• [PROBLEM STATEMENT]:
In the entries below, count every line with the string "category". State the count and nothing else.

_ _ _

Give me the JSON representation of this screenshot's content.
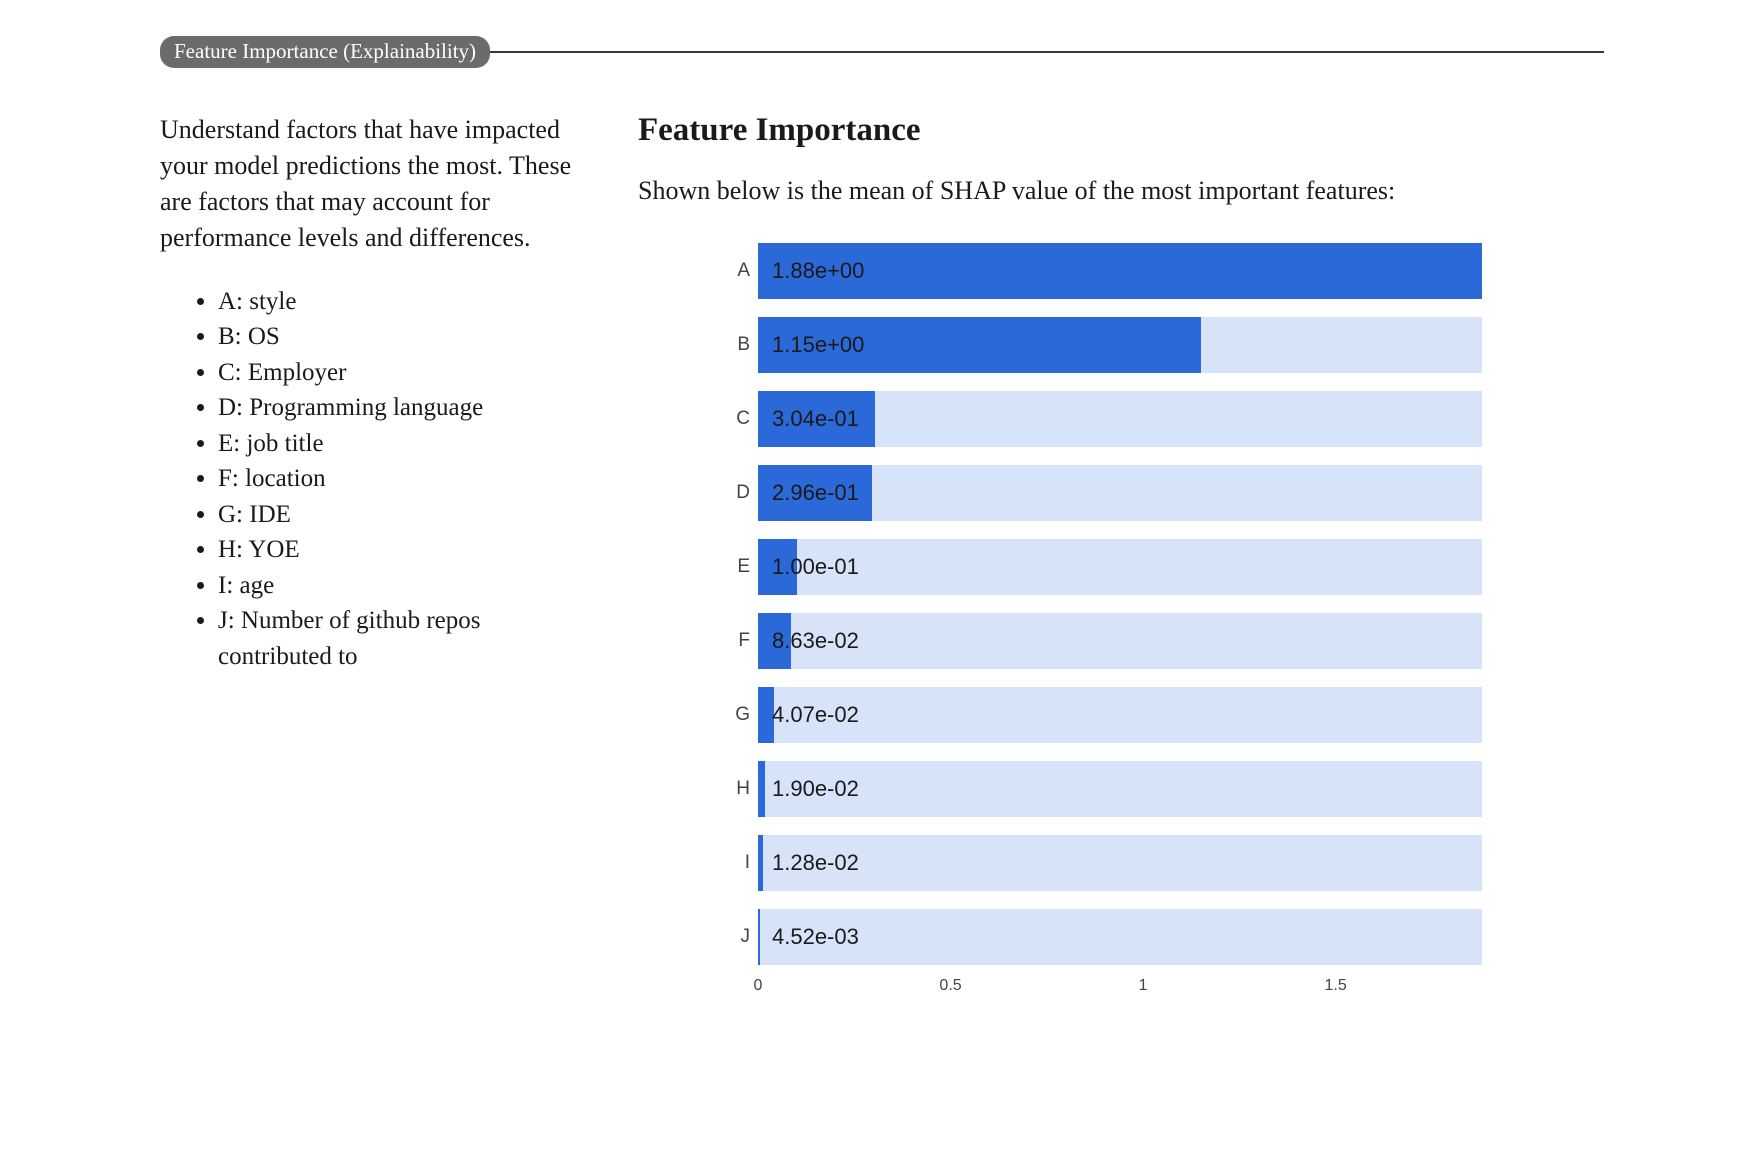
{
  "section_label": "Feature Importance (Explainability)",
  "intro": "Understand factors that have impacted your model predictions the most. These are factors that may account for performance levels and differences.",
  "legend": [
    "A: style",
    "B: OS",
    "C: Employer",
    "D: Programming language",
    "E: job title",
    "F: location",
    "G: IDE",
    "H: YOE",
    "I: age",
    "J: Number of github repos contributed to"
  ],
  "right_heading": "Feature Importance",
  "right_sub": "Shown below is the mean of SHAP value of the most important features:",
  "chart_data": {
    "type": "bar",
    "orientation": "horizontal",
    "categories": [
      "A",
      "B",
      "C",
      "D",
      "E",
      "F",
      "G",
      "H",
      "I",
      "J"
    ],
    "values": [
      1.88,
      1.15,
      0.304,
      0.296,
      0.1,
      0.0863,
      0.0407,
      0.019,
      0.0128,
      0.00452
    ],
    "value_labels": [
      "1.88e+00",
      "1.15e+00",
      "3.04e-01",
      "2.96e-01",
      "1.00e-01",
      "8.63e-02",
      "4.07e-02",
      "1.90e-02",
      "1.28e-02",
      "4.52e-03"
    ],
    "x_ticks": [
      0,
      0.5,
      1,
      1.5
    ],
    "xlim": [
      0,
      1.88
    ],
    "bar_color": "#2b68d8",
    "track_color": "#d7e3f8",
    "title": "",
    "xlabel": "",
    "ylabel": ""
  }
}
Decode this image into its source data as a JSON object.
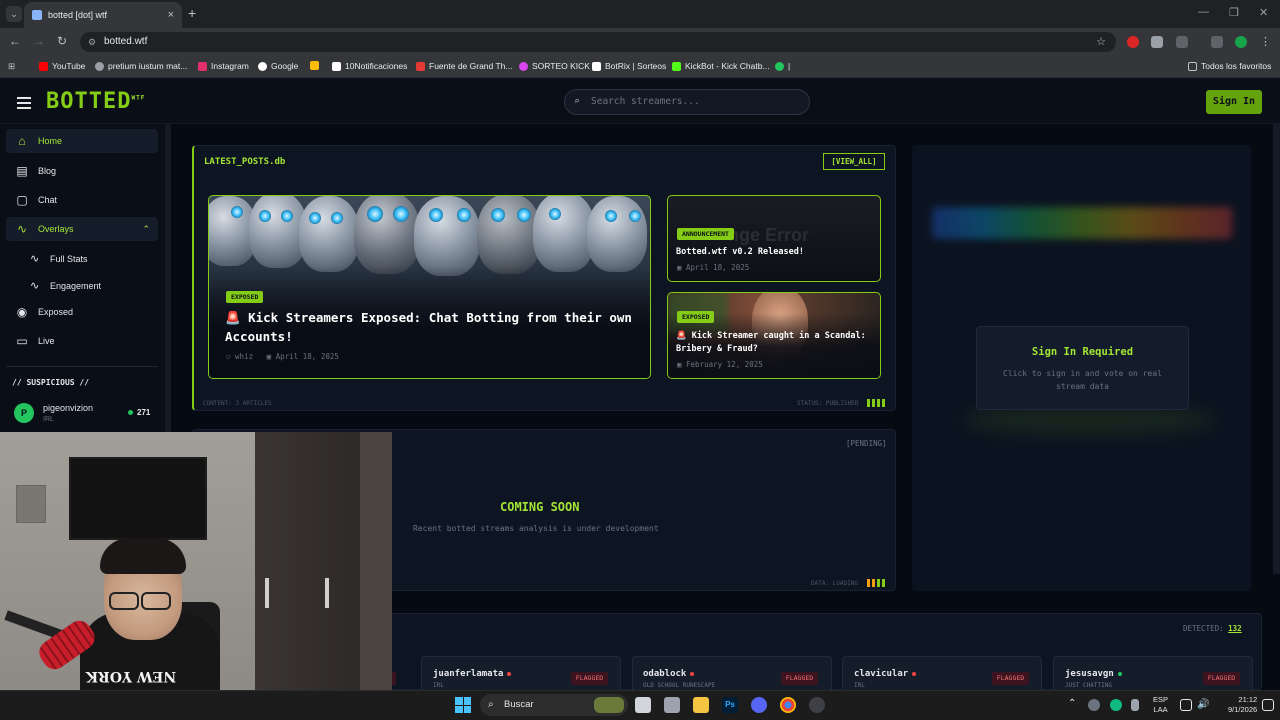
{
  "browser": {
    "tab_title": "botted [dot] wtf",
    "url": "botted.wtf",
    "bookmarks": [
      {
        "label": "YouTube",
        "color": "#ff0000"
      },
      {
        "label": "pretium iustum mat...",
        "color": "#9aa0a6"
      },
      {
        "label": "Instagram",
        "color": "#e1306c"
      },
      {
        "label": "Google",
        "color": "#ffffff"
      },
      {
        "label": "",
        "color": "#fbbc05"
      },
      {
        "label": "10Notificaciones",
        "color": "#ffffff"
      },
      {
        "label": "Fuente de Grand Th...",
        "color": "#e53935"
      },
      {
        "label": "SORTEO KICK",
        "color": "#d946ef"
      },
      {
        "label": "BotRix | Sorteos",
        "color": "#ffffff"
      },
      {
        "label": "KickBot - Kick Chatb...",
        "color": "#53fc18"
      },
      {
        "label": "|",
        "color": "#22c55e"
      }
    ],
    "all_bookmarks": "Todos los favoritos"
  },
  "header": {
    "logo": "BOTTED",
    "logo_sup": "WTF",
    "search_placeholder": "Search streamers...",
    "signin": "Sign In"
  },
  "sidebar": {
    "items": [
      {
        "label": "Home",
        "icon": "home-icon"
      },
      {
        "label": "Blog",
        "icon": "blog-icon"
      },
      {
        "label": "Chat",
        "icon": "chat-icon"
      },
      {
        "label": "Overlays",
        "icon": "activity-icon"
      },
      {
        "label": "Full Stats",
        "icon": "activity-icon"
      },
      {
        "label": "Engagement",
        "icon": "activity-icon"
      },
      {
        "label": "Exposed",
        "icon": "eye-icon"
      },
      {
        "label": "Live",
        "icon": "tv-icon"
      }
    ],
    "suspicious_title": "// SUSPICIOUS //",
    "suspicious_user": {
      "initial": "P",
      "name": "pigeonvizion",
      "category": "IRL",
      "count": "271"
    }
  },
  "posts": {
    "title": "LATEST_POSTS.db",
    "view_all": "[VIEW_ALL]",
    "featured": {
      "badge": "EXPOSED",
      "title": "🚨 Kick Streamers Exposed: Chat Botting from their own Accounts!",
      "author": "whiz",
      "date": "April 18, 2025"
    },
    "side": [
      {
        "badge": "ANNOUNCEMENT",
        "title": "Botted.wtf v0.2 Released!",
        "date": "April 18, 2025"
      },
      {
        "badge": "EXPOSED",
        "title": "🚨 Kick Streamer caught in a Scandal: Bribery & Fraud?",
        "date": "February 12, 2025"
      }
    ],
    "footer_left": "CONTENT: 3 ARTICLES",
    "footer_right": "STATUS: PUBLISHED"
  },
  "soon": {
    "pending": "[PENDING]",
    "title": "COMING SOON",
    "subtitle": "Recent botted streams analysis is under development",
    "footer": "DATA: LOADING"
  },
  "right_panel": {
    "title": "Sign In Required",
    "subtitle": "Click to sign in and vote on real stream data"
  },
  "detected": {
    "label": "DETECTED:",
    "count": "132",
    "cards": [
      {
        "name": "juanferlamata",
        "category": "IRL",
        "flag": "FLAGGED"
      },
      {
        "name": "odablock",
        "category": "OLD SCHOOL RUNESCAPE",
        "flag": "FLAGGED"
      },
      {
        "name": "clavicular",
        "category": "IRL",
        "flag": "FLAGGED"
      },
      {
        "name": "jesusavgn",
        "category": "JUST CHATTING",
        "flag": "FLAGGED"
      }
    ],
    "partial_flag": "FLAGGED"
  },
  "taskbar": {
    "search": "Buscar",
    "lang_top": "ESP",
    "lang_bottom": "LAA",
    "time": "21:12",
    "date": "9/1/2026"
  }
}
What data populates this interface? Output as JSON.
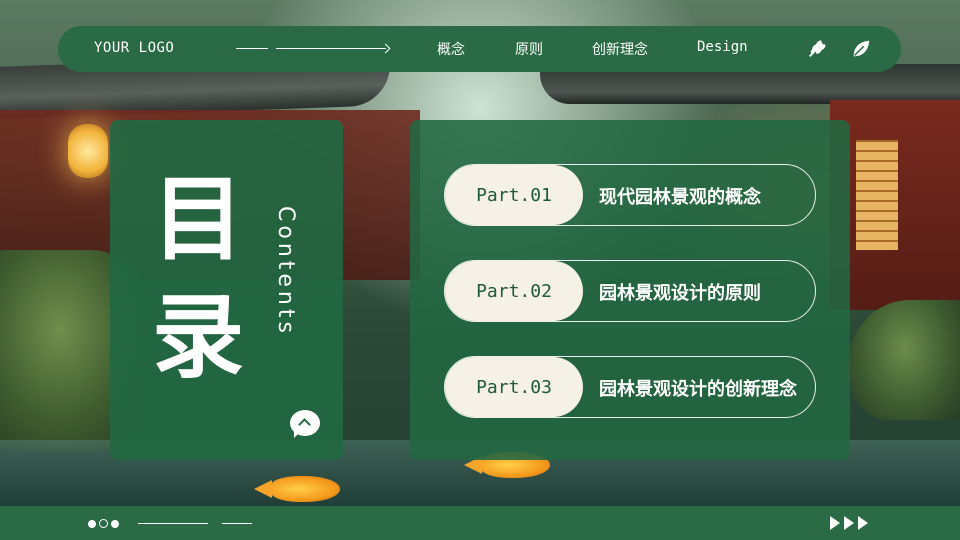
{
  "header": {
    "logo": "YOUR LOGO",
    "nav": [
      "概念",
      "原则",
      "创新理念",
      "Design"
    ],
    "icons": [
      "wheat-icon",
      "leaf-icon"
    ]
  },
  "title_card": {
    "char_1": "目",
    "char_2": "录",
    "subtitle": "Contents",
    "icon": "chat-up-icon"
  },
  "contents": [
    {
      "part": "Part.01",
      "title": "现代园林景观的概念"
    },
    {
      "part": "Part.02",
      "title": "园林景观设计的原则"
    },
    {
      "part": "Part.03",
      "title": "园林景观设计的创新理念"
    }
  ],
  "footer": {
    "icons": [
      "pagination-dots-icon",
      "chevrons-right-icon"
    ]
  },
  "colors": {
    "primary_green": "#2a6b45",
    "pill_cream": "#f5f1e6",
    "text_white": "#ffffff"
  }
}
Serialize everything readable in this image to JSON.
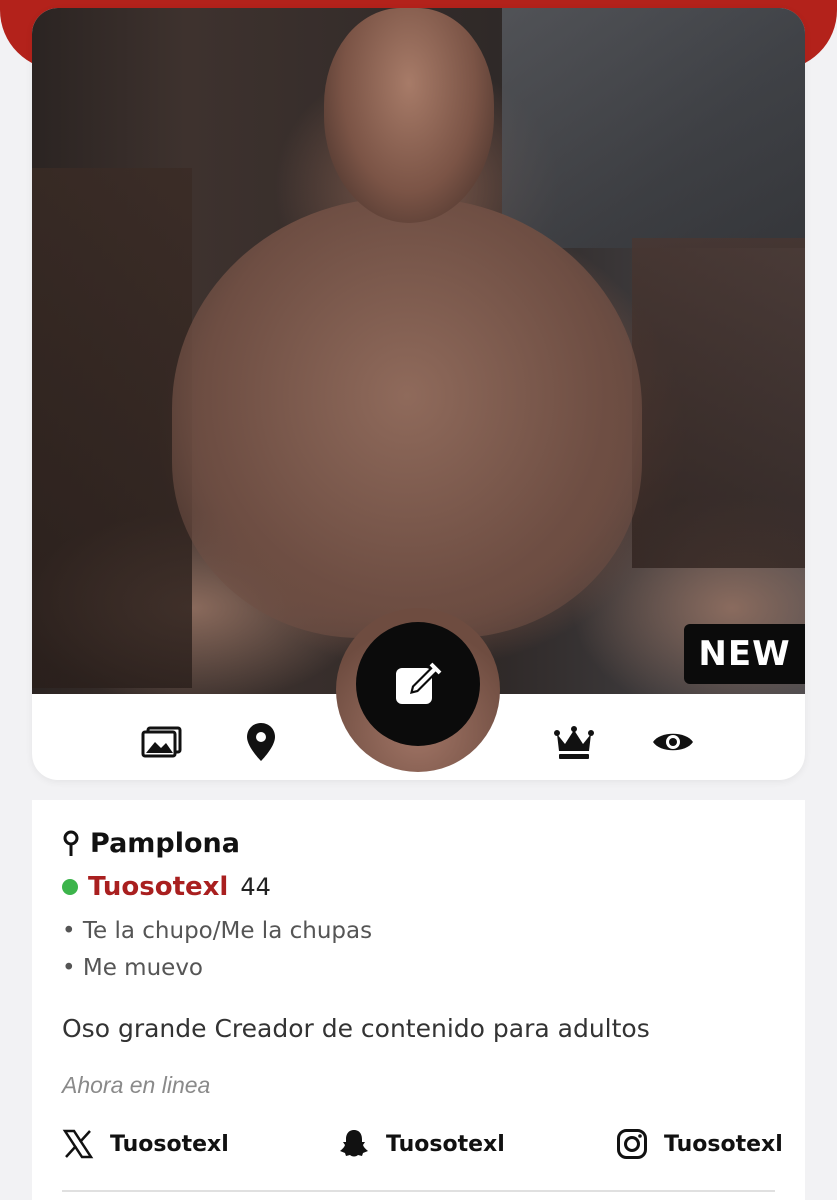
{
  "badge": {
    "new_label": "NEW"
  },
  "icons": {
    "photos": "photos-icon",
    "location": "location-pin-icon",
    "edit": "edit-icon",
    "premium": "crown-icon",
    "views": "eye-icon"
  },
  "profile": {
    "city": "Pamplona",
    "username": "Tuosotexl",
    "age": "44",
    "preferences": [
      "• Te la chupo/Me la chupas",
      "• Me muevo"
    ],
    "bio": "Oso grande Creador de contenido para adultos",
    "status": "Ahora en linea",
    "online_color": "#3cb44b",
    "username_color": "#a91f1f"
  },
  "socials": [
    {
      "network": "x-icon",
      "handle": "Tuosotexl"
    },
    {
      "network": "snapchat-icon",
      "handle": "Tuosotexl"
    },
    {
      "network": "instagram-icon",
      "handle": "Tuosotexl"
    }
  ],
  "theme": {
    "accent": "#b3221b"
  }
}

_ _ _

• [THE SOLUTION]:
5